## What the exercise asks
Provide nothing beyond the count of lines that include the string "both".

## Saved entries
★ ★ ★ ★ ★

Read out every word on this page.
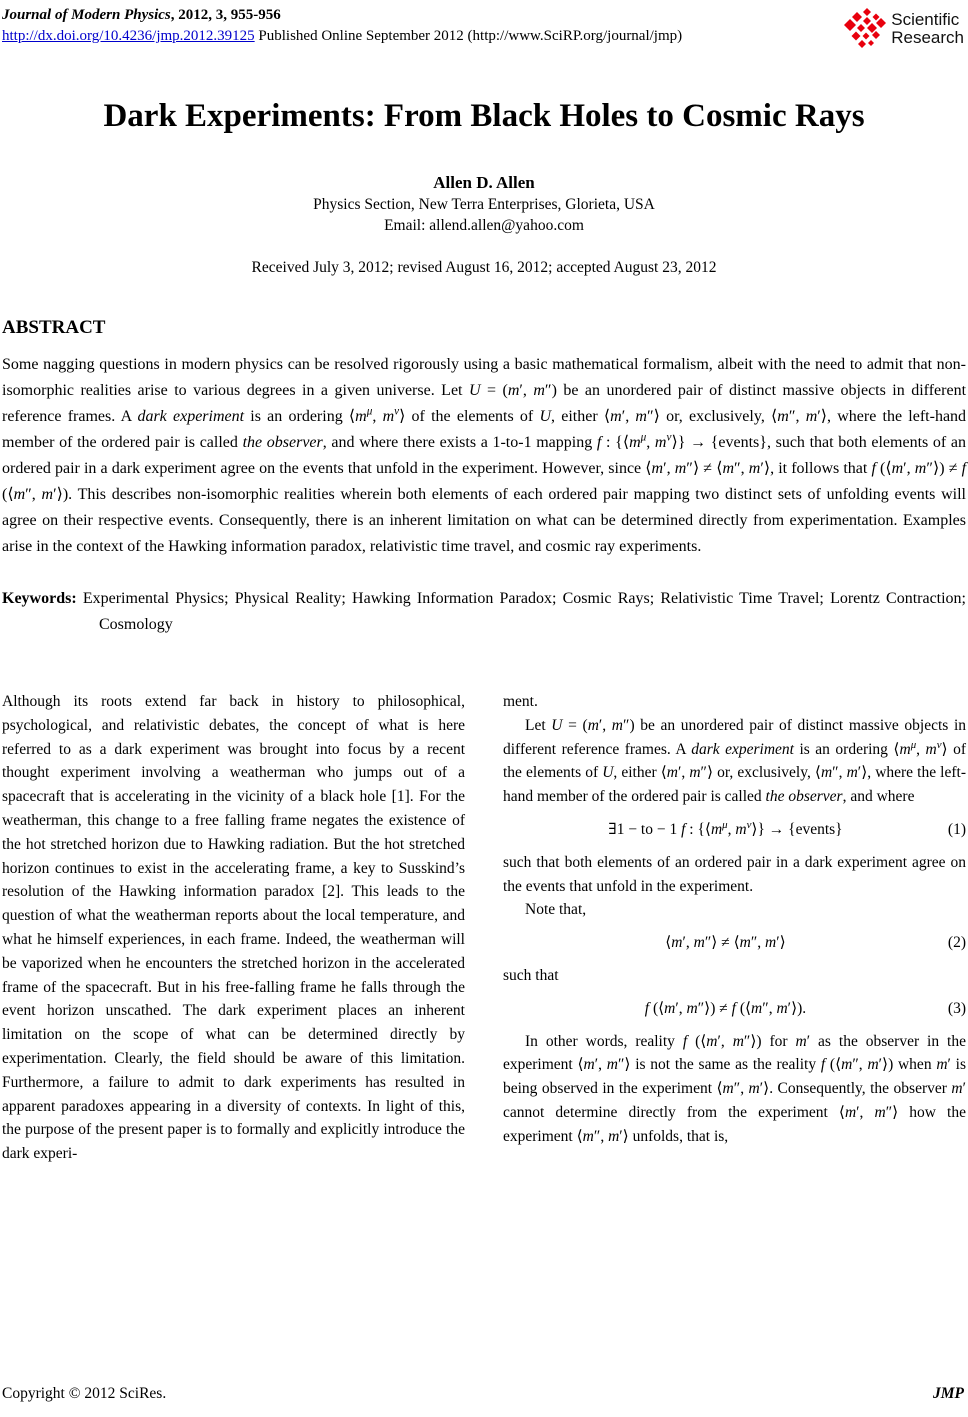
Journal of Modern Physics, 2012, 3, 955-956
http://dx.doi.org/10.4236/jmp.2012.39125 Published Online September 2012 (http://www.SciRP.org/journal/jmp)
Scientific
Research
Dark Experiments: From Black Holes to Cosmic Rays
Allen D. Allen
Physics Section, New Terra Enterprises, Glorieta, USA
Email: allend.allen@yahoo.com
Received July 3, 2012; revised August 16, 2012; accepted August 23, 2012
ABSTRACT
Some nagging questions in modern physics can be resolved rigorously using a basic mathematical formalism, albeit with the need to admit that non-isomorphic realities arise to various degrees in a given universe. Let U = (m′, m″) be an unordered pair of distinct massive objects in different reference frames. A dark experiment is an ordering $⟨m^\mu$, $m^\nu⟩$ of the elements of U, either ⟨m′, m″⟩ or, exclusively, ⟨m″, m′⟩, where the left-hand member of the ordered pair is called the observer, and where there exists a 1-to-1 mapping f : {$⟨m^\mu$, $m^\nu⟩$} → {events}, such that both elements of an ordered pair in a dark experiment agree on the events that unfold in the experiment. However, since ⟨m′, m″⟩ ≠ ⟨m″, m′⟩, it follows that f (⟨m′, m″⟩) ≠ f (⟨m″, m′⟩). This describes non-isomorphic realities wherein both elements of each ordered pair mapping two distinct sets of unfolding events will agree on their respective events. Consequently, there is an inherent limitation on what can be determined directly from experimentation. Examples arise in the context of the Hawking information paradox, relativistic time travel, and cosmic ray experiments.
Keywords: Experimental Physics; Physical Reality; Hawking Information Paradox; Cosmic Rays; Relativistic Time Travel; Lorentz Contraction; Cosmology

Although its roots extend far back in history to philosophical, psychological, and relativistic debates, the concept of what is here referred to as a dark experiment was brought into focus by a recent thought experiment involving a weatherman who jumps out of a spacecraft that is accelerating in the vicinity of a black hole [1]. For the weatherman, this change to a free falling frame negates the existence of the hot stretched horizon due to Hawking radiation. But the hot stretched horizon continues to exist in the accelerating frame, a key to Susskind’s resolution of the Hawking information paradox [2]. This leads to the question of what the weatherman reports about the local temperature, and what he himself experiences, in each frame. Indeed, the weatherman will be vaporized when he encounters the stretched horizon in the accelerated frame of the spacecraft. But in his free-falling frame he falls through the event horizon unscathed. The dark experiment places an inherent limitation on the scope of what can be determined directly by experimentation. Clearly, the field should be aware of this limitation. Furthermore, a failure to admit to dark experiments has resulted in apparent paradoxes appearing in a diversity of contexts. In light of this, the purpose of the present paper is to formally and explicitly introduce the dark experi-

ment.

Let U = (m′, m″) be an unordered pair of distinct massive objects in different reference frames. A dark experiment is an ordering $⟨m^\mu$, $m^\nu⟩$ of the elements of U, either ⟨m′, m″⟩ or, exclusively, ⟨m″, m′⟩, where the left-hand member of the ordered pair is called the observer, and where

∃1 − to − 1 f : {$⟨m^\mu$, $m^\nu⟩$} → {events}	(1)

such that both elements of an ordered pair in a dark experiment agree on the events that unfold in the experiment.

Note that,

⟨m′, m″⟩ ≠ ⟨m″, m′⟩	(2)

such that

f (⟨m′, m″⟩) ≠ f (⟨m″, m′⟩).	(3)

In other words, reality f (⟨m′, m″⟩) for m′ as the observer in the experiment ⟨m′, m″⟩ is not the same as the reality f (⟨m″, m′⟩) when m′ is being observed in the experiment ⟨m″, m′⟩. Consequently, the observer m′ cannot determine directly from the experiment ⟨m′, m″⟩ how the experiment ⟨m″, m′⟩ unfolds, that is,

Copyright © 2012 SciRes.	JMP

★ ★ ★ ★ ★

## The result
2